**TASK PROMPT:** Copy out each line of the listing that has the word "cone" in it.

[Stored data entries]
·····

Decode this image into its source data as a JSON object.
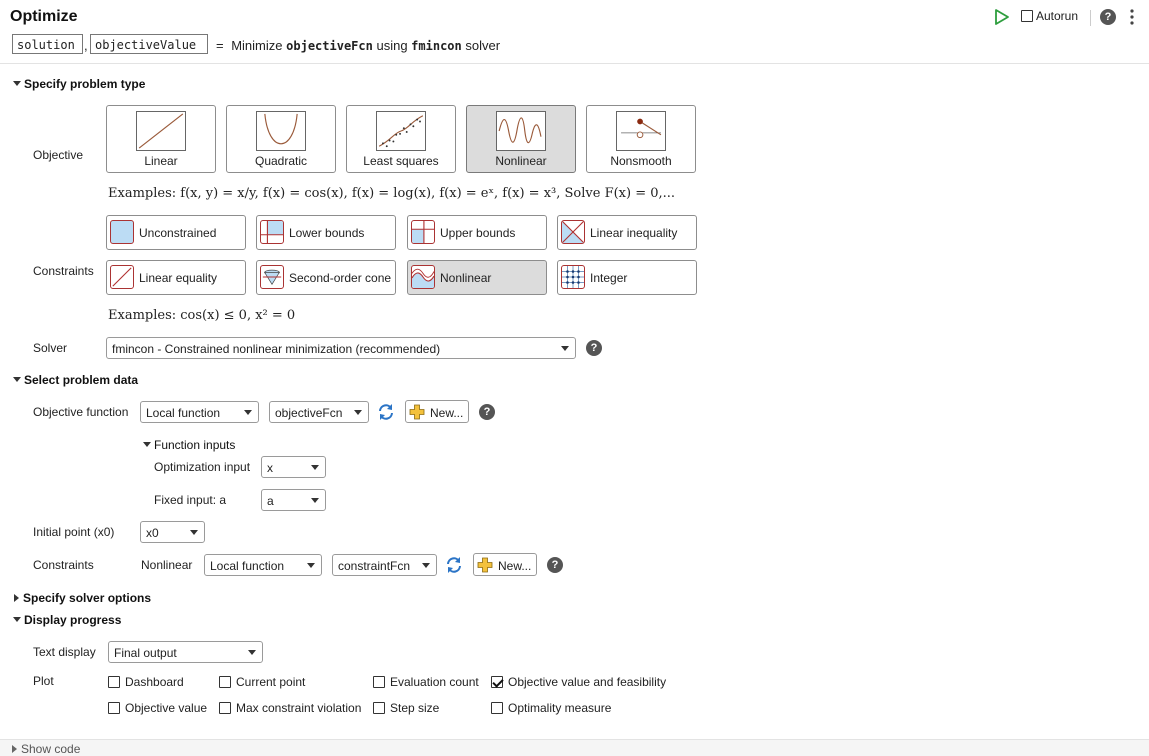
{
  "header": {
    "title": "Optimize",
    "outputs": [
      "solution",
      "objectiveValue"
    ],
    "comma": ",",
    "summary_eq": "=",
    "summary_minimize": "Minimize",
    "summary_fcn": "objectiveFcn",
    "summary_using": "using",
    "summary_solver": "fmincon",
    "summary_solver_word": "solver",
    "autorun_label": "Autorun",
    "autorun_checked": false
  },
  "problem_type": {
    "section_label": "Specify problem type",
    "objective_label": "Objective",
    "objectives": [
      {
        "label": "Linear",
        "icon": "linear-graph-icon",
        "selected": false
      },
      {
        "label": "Quadratic",
        "icon": "quadratic-graph-icon",
        "selected": false
      },
      {
        "label": "Least squares",
        "icon": "least-squares-graph-icon",
        "selected": false
      },
      {
        "label": "Nonlinear",
        "icon": "nonlinear-graph-icon",
        "selected": true
      },
      {
        "label": "Nonsmooth",
        "icon": "nonsmooth-graph-icon",
        "selected": false
      }
    ],
    "objective_examples": "Examples: f(x, y) = x/y, f(x) = cos(x), f(x) = log(x), f(x) = eˣ, f(x) = x³, Solve F(x) = 0,...",
    "constraints_label": "Constraints",
    "constraints": [
      {
        "label": "Unconstrained",
        "icon": "unconstrained-icon",
        "selected": false
      },
      {
        "label": "Lower bounds",
        "icon": "lower-bounds-icon",
        "selected": false
      },
      {
        "label": "Upper bounds",
        "icon": "upper-bounds-icon",
        "selected": false
      },
      {
        "label": "Linear inequality",
        "icon": "linear-inequality-icon",
        "selected": false
      },
      {
        "label": "Linear equality",
        "icon": "linear-equality-icon",
        "selected": false
      },
      {
        "label": "Second-order cone",
        "icon": "second-order-cone-icon",
        "selected": false
      },
      {
        "label": "Nonlinear",
        "icon": "nonlinear-constraint-icon",
        "selected": true
      },
      {
        "label": "Integer",
        "icon": "integer-icon",
        "selected": false
      }
    ],
    "constraint_examples": "Examples: cos(x) ≤ 0, x² = 0",
    "solver_label": "Solver",
    "solver_value": "fmincon - Constrained nonlinear minimization (recommended)"
  },
  "problem_data": {
    "section_label": "Select problem data",
    "objective_function_label": "Objective function",
    "objective_source": "Local function",
    "objective_fcn": "objectiveFcn",
    "new_label": "New...",
    "function_inputs_label": "Function inputs",
    "optimization_input_label": "Optimization input",
    "optimization_input_value": "x",
    "fixed_input_label": "Fixed input: a",
    "fixed_input_value": "a",
    "initial_point_label": "Initial point (x0)",
    "initial_point_value": "x0",
    "constraints_label": "Constraints",
    "nonlinear_label": "Nonlinear",
    "constraint_source": "Local function",
    "constraint_fcn": "constraintFcn"
  },
  "solver_options": {
    "section_label": "Specify solver options"
  },
  "display_progress": {
    "section_label": "Display progress",
    "text_display_label": "Text display",
    "text_display_value": "Final output",
    "plot_label": "Plot",
    "plots": [
      {
        "label": "Dashboard",
        "checked": false
      },
      {
        "label": "Current point",
        "checked": false
      },
      {
        "label": "Evaluation count",
        "checked": false
      },
      {
        "label": "Objective value and feasibility",
        "checked": true
      },
      {
        "label": "Objective value",
        "checked": false
      },
      {
        "label": "Max constraint violation",
        "checked": false
      },
      {
        "label": "Step size",
        "checked": false
      },
      {
        "label": "Optimality measure",
        "checked": false
      }
    ]
  },
  "footer": {
    "show_code_label": "Show code"
  },
  "colors": {
    "run_green": "#2e9e3e",
    "curve_brown": "#9a5a3a",
    "constraint_red": "#b03030",
    "feasible_blue": "#bcdcf4",
    "refresh_blue": "#2b74c6",
    "plus_yellow": "#f3c13c"
  }
}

·····

**SOLUTION FOR THIS TASK:**
        "label": "Second-order cone",
        "icon": "second-order-cone-icon",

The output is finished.